* PROBLEM STATEMENT:
Return the lines below that carry the word "source".

* GIVEN RECORDS:
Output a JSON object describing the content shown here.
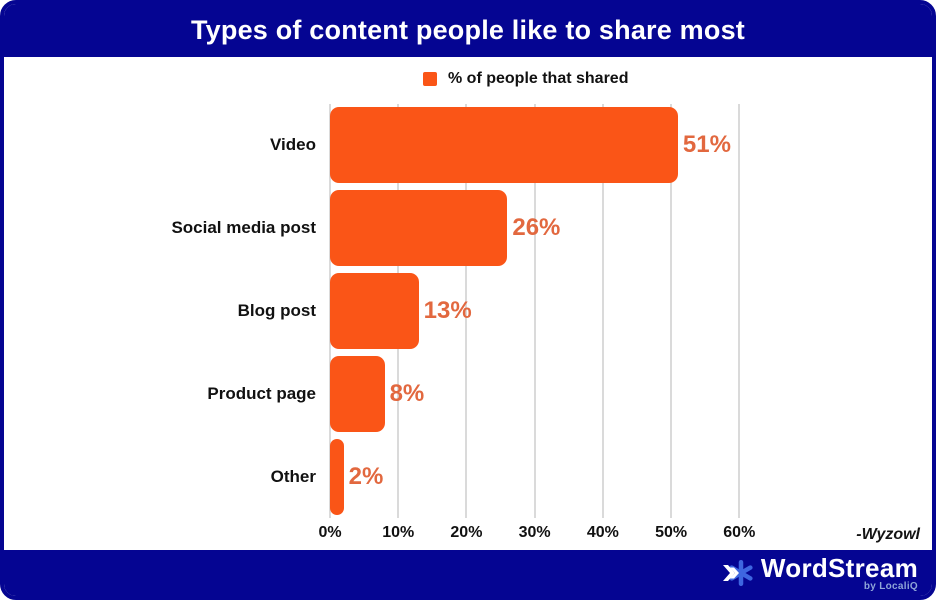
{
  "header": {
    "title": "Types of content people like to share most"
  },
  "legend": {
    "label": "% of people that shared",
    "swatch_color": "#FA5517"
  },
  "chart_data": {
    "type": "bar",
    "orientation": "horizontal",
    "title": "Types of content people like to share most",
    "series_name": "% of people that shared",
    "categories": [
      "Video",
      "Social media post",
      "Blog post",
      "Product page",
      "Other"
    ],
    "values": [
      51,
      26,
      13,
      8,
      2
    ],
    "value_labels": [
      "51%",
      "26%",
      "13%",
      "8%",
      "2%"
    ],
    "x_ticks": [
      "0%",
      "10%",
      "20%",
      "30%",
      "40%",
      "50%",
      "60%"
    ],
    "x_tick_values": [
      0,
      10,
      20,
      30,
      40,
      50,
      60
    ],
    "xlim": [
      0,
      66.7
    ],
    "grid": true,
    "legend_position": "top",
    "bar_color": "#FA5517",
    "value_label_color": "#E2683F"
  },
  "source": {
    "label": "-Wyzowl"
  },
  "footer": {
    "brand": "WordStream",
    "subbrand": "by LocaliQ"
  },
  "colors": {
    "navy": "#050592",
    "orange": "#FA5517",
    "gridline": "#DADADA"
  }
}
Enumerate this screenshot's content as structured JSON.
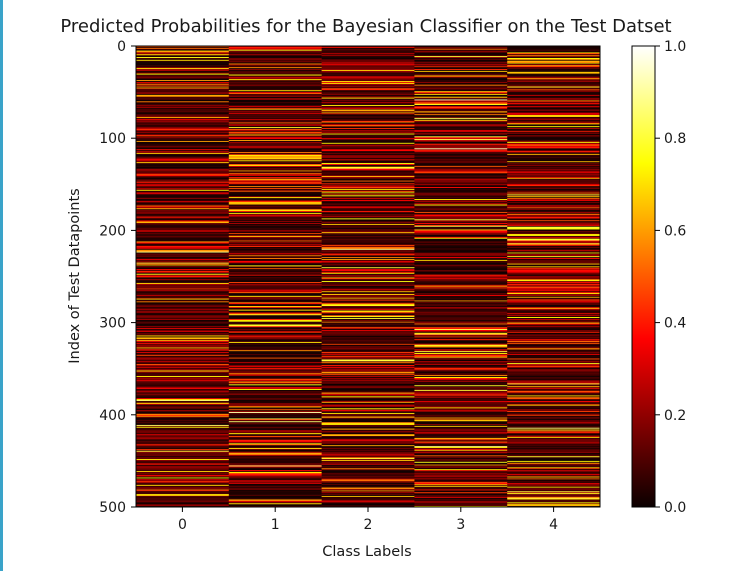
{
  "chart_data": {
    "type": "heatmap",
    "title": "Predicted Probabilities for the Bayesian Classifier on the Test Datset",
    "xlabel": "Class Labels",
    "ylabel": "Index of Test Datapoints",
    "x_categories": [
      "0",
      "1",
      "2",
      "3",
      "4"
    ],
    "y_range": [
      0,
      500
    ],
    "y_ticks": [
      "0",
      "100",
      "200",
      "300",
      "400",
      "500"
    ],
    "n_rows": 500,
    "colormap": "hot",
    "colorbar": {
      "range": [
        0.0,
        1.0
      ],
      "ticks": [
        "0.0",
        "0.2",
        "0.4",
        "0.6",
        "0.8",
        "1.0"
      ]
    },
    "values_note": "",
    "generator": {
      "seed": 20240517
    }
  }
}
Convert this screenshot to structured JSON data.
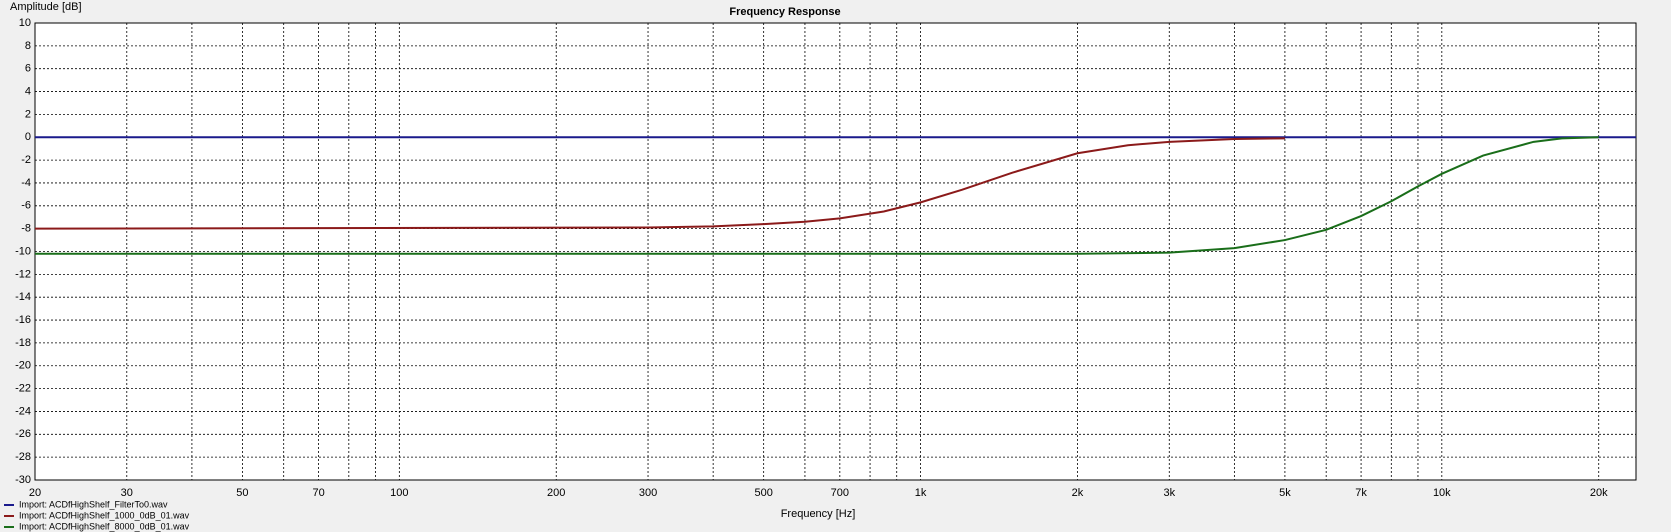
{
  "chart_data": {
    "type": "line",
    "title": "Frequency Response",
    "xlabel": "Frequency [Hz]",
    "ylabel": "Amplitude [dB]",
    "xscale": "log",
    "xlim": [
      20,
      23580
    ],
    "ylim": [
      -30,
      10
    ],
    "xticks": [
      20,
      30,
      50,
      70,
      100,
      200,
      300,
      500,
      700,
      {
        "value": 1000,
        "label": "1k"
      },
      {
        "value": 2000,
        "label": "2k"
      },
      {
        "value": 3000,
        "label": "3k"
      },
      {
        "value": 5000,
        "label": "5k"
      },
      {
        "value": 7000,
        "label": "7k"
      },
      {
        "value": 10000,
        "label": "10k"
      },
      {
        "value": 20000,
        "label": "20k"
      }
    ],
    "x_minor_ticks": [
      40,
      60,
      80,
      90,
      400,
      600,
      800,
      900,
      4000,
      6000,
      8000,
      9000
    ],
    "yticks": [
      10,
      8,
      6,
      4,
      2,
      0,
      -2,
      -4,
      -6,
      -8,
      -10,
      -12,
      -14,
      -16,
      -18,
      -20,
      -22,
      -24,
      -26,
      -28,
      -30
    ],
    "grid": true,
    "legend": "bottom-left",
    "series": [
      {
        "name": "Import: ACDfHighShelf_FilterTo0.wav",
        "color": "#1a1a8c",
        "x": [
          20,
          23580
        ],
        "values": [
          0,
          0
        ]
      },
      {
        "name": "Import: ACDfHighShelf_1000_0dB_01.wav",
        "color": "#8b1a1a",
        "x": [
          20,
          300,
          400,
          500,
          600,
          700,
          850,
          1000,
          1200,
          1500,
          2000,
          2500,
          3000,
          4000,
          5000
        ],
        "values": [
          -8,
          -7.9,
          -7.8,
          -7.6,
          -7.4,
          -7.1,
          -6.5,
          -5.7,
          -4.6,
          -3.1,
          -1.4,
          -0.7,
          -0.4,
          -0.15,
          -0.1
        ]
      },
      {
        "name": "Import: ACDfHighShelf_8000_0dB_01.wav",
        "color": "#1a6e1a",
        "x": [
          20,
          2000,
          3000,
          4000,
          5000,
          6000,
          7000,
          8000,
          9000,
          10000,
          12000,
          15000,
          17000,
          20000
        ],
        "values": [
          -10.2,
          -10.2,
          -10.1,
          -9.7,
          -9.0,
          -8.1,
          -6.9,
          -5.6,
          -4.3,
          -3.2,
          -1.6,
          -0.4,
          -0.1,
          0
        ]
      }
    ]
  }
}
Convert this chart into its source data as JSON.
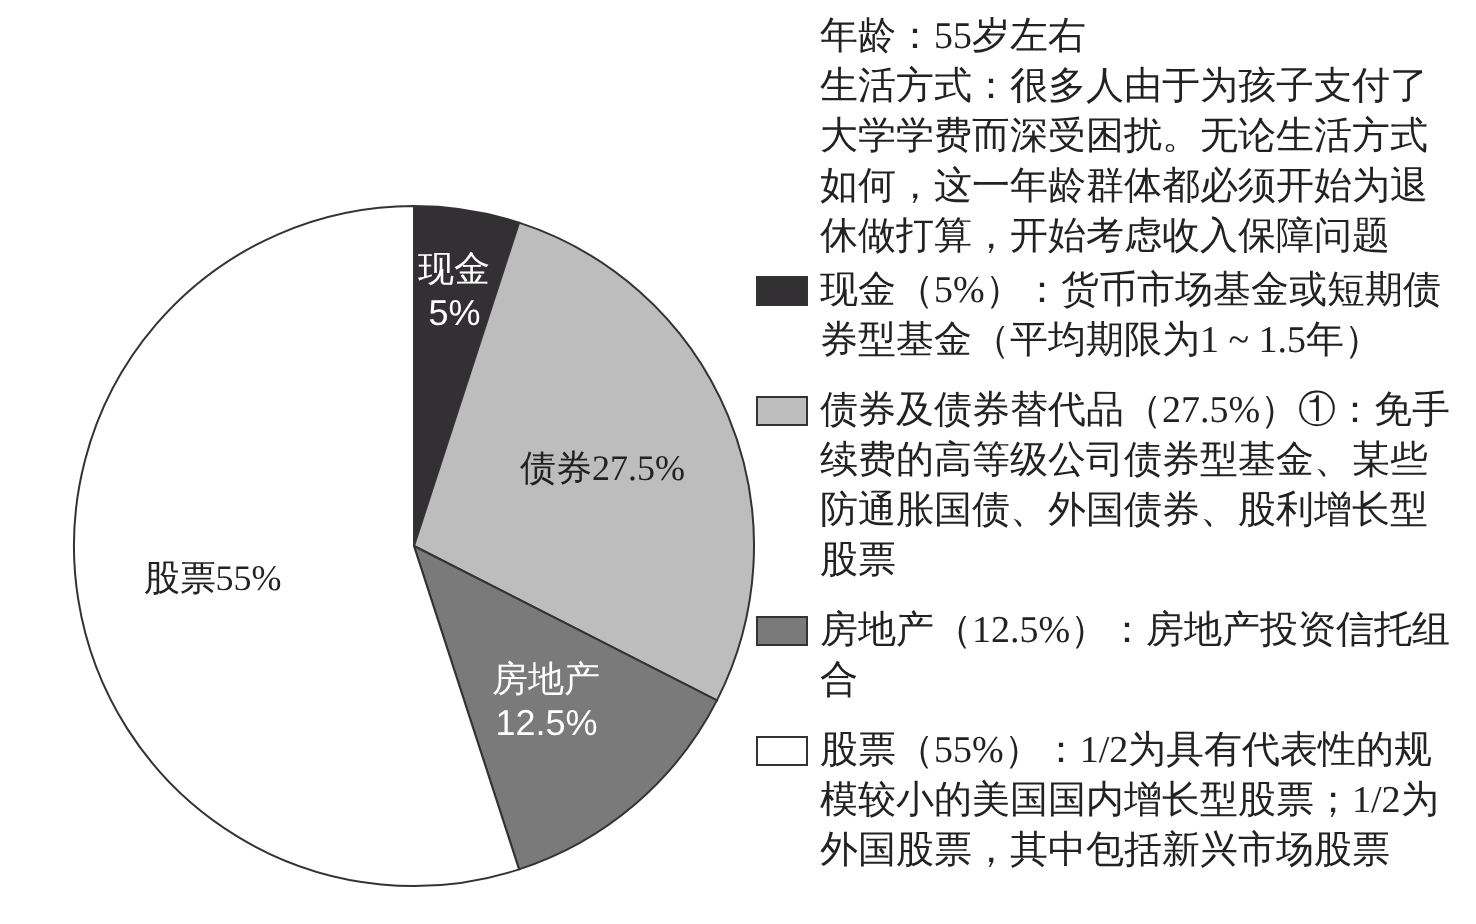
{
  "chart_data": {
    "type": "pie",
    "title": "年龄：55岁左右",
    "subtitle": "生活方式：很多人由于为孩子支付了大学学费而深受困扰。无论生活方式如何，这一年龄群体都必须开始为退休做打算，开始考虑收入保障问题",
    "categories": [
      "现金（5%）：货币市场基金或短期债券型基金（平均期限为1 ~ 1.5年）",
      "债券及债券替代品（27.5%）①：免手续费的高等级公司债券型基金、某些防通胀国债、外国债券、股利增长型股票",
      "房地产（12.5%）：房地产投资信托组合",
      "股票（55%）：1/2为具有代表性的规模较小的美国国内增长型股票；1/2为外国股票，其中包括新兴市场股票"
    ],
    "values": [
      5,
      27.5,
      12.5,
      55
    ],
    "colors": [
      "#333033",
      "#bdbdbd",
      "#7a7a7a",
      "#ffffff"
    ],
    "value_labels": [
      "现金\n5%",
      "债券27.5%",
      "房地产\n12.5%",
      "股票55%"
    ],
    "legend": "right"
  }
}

* FINISHED EXERCISE:
  "source": {
Convert this chart into its source data as JSON.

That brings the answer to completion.